═════ SOURCE DATA
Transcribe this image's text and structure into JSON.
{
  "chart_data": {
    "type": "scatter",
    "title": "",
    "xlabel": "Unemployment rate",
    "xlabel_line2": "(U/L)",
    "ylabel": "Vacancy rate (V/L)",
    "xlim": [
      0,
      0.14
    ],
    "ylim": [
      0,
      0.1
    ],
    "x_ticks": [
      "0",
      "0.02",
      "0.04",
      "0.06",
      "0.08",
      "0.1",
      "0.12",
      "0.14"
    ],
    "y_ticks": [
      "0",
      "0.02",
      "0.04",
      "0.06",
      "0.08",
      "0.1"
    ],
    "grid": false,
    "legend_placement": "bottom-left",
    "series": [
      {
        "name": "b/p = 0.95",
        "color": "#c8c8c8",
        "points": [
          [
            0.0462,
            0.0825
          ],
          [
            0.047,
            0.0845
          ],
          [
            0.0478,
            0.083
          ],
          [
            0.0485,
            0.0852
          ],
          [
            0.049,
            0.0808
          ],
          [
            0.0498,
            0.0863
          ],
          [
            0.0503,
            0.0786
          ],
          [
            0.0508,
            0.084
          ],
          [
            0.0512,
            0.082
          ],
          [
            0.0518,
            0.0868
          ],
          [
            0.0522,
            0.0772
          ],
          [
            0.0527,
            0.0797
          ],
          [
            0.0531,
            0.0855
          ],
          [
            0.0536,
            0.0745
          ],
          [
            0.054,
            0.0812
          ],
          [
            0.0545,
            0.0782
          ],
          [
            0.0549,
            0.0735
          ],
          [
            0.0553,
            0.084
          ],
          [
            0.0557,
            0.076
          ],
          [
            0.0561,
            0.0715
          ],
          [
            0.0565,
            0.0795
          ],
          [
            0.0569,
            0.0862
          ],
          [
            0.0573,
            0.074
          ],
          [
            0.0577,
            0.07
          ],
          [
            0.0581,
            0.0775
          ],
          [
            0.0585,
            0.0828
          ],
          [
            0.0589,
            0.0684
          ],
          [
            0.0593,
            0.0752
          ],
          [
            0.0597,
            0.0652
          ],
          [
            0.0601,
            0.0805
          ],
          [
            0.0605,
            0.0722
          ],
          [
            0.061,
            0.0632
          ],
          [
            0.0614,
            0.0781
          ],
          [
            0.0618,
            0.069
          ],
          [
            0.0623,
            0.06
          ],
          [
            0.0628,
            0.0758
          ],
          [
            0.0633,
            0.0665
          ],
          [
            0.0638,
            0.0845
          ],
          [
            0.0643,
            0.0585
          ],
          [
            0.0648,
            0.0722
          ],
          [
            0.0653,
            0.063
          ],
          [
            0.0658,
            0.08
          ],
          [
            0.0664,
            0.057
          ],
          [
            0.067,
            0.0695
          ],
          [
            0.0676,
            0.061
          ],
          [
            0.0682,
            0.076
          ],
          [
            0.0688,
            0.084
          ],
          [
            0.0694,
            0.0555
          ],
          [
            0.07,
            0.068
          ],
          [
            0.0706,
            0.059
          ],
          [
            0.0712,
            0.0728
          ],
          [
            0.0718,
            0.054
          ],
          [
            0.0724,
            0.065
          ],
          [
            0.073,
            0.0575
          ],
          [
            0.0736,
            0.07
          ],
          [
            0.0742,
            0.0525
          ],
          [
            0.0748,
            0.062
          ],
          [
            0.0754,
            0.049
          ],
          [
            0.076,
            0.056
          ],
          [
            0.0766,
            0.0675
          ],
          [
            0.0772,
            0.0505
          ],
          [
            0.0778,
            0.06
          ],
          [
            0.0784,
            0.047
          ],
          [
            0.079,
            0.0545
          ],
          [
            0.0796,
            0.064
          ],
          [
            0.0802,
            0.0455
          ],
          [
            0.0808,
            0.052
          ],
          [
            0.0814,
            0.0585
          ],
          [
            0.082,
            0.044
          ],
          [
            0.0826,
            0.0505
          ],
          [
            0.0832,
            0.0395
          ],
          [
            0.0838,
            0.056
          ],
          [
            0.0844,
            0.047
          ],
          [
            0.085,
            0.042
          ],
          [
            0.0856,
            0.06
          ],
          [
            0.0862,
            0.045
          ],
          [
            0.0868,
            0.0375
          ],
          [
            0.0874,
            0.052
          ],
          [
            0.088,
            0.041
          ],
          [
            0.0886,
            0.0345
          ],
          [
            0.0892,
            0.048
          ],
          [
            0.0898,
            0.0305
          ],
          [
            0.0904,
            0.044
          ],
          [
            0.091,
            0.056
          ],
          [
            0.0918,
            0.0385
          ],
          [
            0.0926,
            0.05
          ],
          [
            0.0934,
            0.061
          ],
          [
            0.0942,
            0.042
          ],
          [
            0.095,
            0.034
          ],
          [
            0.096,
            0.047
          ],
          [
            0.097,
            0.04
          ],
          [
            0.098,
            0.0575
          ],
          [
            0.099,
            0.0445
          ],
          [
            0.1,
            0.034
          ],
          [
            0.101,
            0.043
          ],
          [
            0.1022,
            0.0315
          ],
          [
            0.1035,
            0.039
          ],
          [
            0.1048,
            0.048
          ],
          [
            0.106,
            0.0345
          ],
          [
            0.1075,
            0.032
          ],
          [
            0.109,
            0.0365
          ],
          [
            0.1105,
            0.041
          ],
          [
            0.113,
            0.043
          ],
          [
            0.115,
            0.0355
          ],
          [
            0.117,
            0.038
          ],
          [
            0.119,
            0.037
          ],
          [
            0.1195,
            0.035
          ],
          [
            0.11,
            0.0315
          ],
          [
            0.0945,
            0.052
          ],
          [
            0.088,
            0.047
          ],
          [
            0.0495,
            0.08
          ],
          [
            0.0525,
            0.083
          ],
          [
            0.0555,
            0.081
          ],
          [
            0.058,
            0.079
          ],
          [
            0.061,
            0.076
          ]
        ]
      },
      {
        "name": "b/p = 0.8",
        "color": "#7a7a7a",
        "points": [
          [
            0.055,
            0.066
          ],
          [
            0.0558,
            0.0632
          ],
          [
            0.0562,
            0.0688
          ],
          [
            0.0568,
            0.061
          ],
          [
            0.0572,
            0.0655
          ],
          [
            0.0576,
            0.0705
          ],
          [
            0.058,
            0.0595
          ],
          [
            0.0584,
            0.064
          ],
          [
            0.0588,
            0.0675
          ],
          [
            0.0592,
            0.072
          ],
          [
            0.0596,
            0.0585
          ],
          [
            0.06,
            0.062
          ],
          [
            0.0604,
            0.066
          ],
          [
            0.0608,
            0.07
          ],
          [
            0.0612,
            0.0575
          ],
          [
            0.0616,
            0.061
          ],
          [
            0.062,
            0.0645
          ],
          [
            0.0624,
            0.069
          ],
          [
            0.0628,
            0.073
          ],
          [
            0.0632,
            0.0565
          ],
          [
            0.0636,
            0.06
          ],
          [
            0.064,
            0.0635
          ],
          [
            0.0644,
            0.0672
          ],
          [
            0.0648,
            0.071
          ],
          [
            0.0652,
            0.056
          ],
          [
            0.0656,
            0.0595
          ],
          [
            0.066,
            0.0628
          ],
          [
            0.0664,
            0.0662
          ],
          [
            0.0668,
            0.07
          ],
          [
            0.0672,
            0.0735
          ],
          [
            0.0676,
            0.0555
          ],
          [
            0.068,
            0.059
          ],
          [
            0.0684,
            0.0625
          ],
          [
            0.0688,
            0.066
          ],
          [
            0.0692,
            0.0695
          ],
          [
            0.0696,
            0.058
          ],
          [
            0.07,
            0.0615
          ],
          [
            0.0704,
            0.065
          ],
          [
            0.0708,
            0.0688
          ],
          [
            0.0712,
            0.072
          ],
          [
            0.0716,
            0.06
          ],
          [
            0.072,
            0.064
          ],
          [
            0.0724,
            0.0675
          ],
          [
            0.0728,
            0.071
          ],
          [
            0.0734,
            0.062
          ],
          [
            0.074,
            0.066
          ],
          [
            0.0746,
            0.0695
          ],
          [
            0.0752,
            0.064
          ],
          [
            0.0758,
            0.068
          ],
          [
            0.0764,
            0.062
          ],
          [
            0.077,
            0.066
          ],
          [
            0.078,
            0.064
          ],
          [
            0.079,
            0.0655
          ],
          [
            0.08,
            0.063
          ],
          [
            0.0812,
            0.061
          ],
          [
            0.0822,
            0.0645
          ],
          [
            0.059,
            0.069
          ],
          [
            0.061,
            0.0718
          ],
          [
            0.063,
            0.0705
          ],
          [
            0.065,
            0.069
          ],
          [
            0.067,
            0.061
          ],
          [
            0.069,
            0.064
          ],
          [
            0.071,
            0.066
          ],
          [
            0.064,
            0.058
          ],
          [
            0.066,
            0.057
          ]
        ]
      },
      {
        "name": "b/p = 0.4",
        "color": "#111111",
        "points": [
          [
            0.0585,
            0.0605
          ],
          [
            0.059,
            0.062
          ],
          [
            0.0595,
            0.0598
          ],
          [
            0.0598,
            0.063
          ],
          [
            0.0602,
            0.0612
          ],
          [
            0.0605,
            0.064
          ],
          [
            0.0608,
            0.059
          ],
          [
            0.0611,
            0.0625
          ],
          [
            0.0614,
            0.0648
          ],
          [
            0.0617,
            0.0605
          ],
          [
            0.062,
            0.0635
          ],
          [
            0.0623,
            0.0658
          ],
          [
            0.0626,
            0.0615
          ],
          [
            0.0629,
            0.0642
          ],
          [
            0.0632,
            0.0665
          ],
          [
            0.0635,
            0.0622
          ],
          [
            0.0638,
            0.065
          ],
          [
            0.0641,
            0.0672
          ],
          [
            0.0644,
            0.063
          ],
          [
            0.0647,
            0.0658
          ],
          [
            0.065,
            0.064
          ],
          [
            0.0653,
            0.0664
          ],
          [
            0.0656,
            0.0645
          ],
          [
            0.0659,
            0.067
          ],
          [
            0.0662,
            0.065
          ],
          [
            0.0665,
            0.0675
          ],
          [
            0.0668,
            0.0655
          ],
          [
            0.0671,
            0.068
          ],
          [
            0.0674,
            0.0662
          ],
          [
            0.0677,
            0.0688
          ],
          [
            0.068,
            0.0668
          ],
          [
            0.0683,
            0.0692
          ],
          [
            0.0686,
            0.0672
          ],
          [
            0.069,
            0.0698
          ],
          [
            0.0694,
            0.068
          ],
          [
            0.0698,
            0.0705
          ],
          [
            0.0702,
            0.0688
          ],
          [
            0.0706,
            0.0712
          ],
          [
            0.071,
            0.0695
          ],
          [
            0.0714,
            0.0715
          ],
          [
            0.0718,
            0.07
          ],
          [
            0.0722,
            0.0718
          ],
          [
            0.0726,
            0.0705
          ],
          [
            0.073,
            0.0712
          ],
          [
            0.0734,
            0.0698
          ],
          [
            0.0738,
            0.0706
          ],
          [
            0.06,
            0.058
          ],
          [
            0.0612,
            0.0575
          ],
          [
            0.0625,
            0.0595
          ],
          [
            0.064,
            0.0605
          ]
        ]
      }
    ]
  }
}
══════════
═════ SOURCE DATA
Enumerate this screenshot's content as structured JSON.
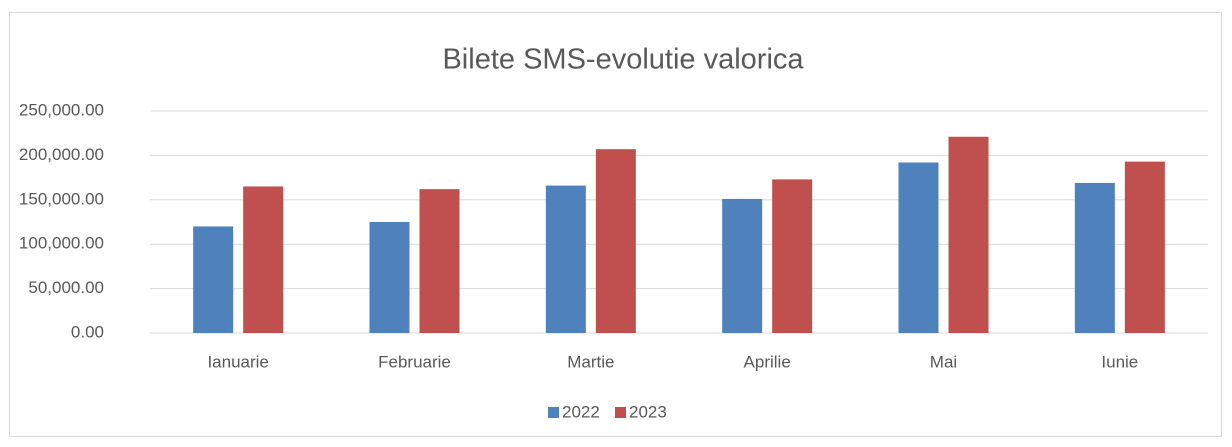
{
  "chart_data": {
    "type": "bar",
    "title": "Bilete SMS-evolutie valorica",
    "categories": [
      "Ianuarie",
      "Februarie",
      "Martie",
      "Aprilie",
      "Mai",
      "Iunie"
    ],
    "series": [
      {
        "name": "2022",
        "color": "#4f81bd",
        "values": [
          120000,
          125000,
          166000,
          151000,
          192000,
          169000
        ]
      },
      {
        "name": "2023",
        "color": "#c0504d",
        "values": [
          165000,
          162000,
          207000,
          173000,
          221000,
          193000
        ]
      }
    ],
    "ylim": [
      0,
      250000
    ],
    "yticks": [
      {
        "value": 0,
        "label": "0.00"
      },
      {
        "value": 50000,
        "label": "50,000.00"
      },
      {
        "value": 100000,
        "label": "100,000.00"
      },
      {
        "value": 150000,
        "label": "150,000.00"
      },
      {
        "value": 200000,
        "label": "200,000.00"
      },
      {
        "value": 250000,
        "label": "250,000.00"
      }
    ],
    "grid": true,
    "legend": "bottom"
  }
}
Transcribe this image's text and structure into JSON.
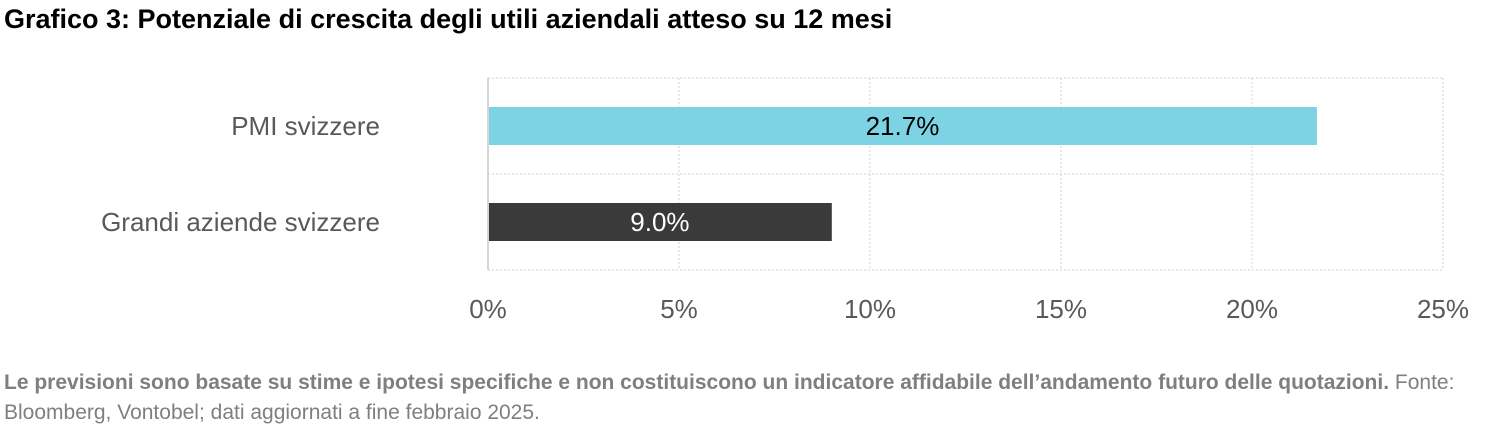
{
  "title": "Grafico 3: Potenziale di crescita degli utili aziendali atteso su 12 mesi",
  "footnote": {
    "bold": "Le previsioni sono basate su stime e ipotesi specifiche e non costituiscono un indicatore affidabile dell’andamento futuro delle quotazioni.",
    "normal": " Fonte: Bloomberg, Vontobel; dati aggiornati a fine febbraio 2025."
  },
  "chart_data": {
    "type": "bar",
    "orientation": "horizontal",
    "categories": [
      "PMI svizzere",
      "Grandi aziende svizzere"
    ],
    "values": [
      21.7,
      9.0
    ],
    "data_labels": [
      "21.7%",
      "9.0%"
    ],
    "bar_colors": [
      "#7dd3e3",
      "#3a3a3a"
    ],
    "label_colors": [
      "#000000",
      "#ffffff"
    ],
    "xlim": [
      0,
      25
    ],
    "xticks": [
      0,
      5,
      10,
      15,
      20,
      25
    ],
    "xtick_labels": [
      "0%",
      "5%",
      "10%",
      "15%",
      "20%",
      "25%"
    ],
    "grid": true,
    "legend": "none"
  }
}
══════════
* [TASK TO COMPLETE]:
Establish how many lines of the material above hold the word "title". Nothing but the count should be returned.

* [OUTPUT FOR THIS EXERCISE]:
3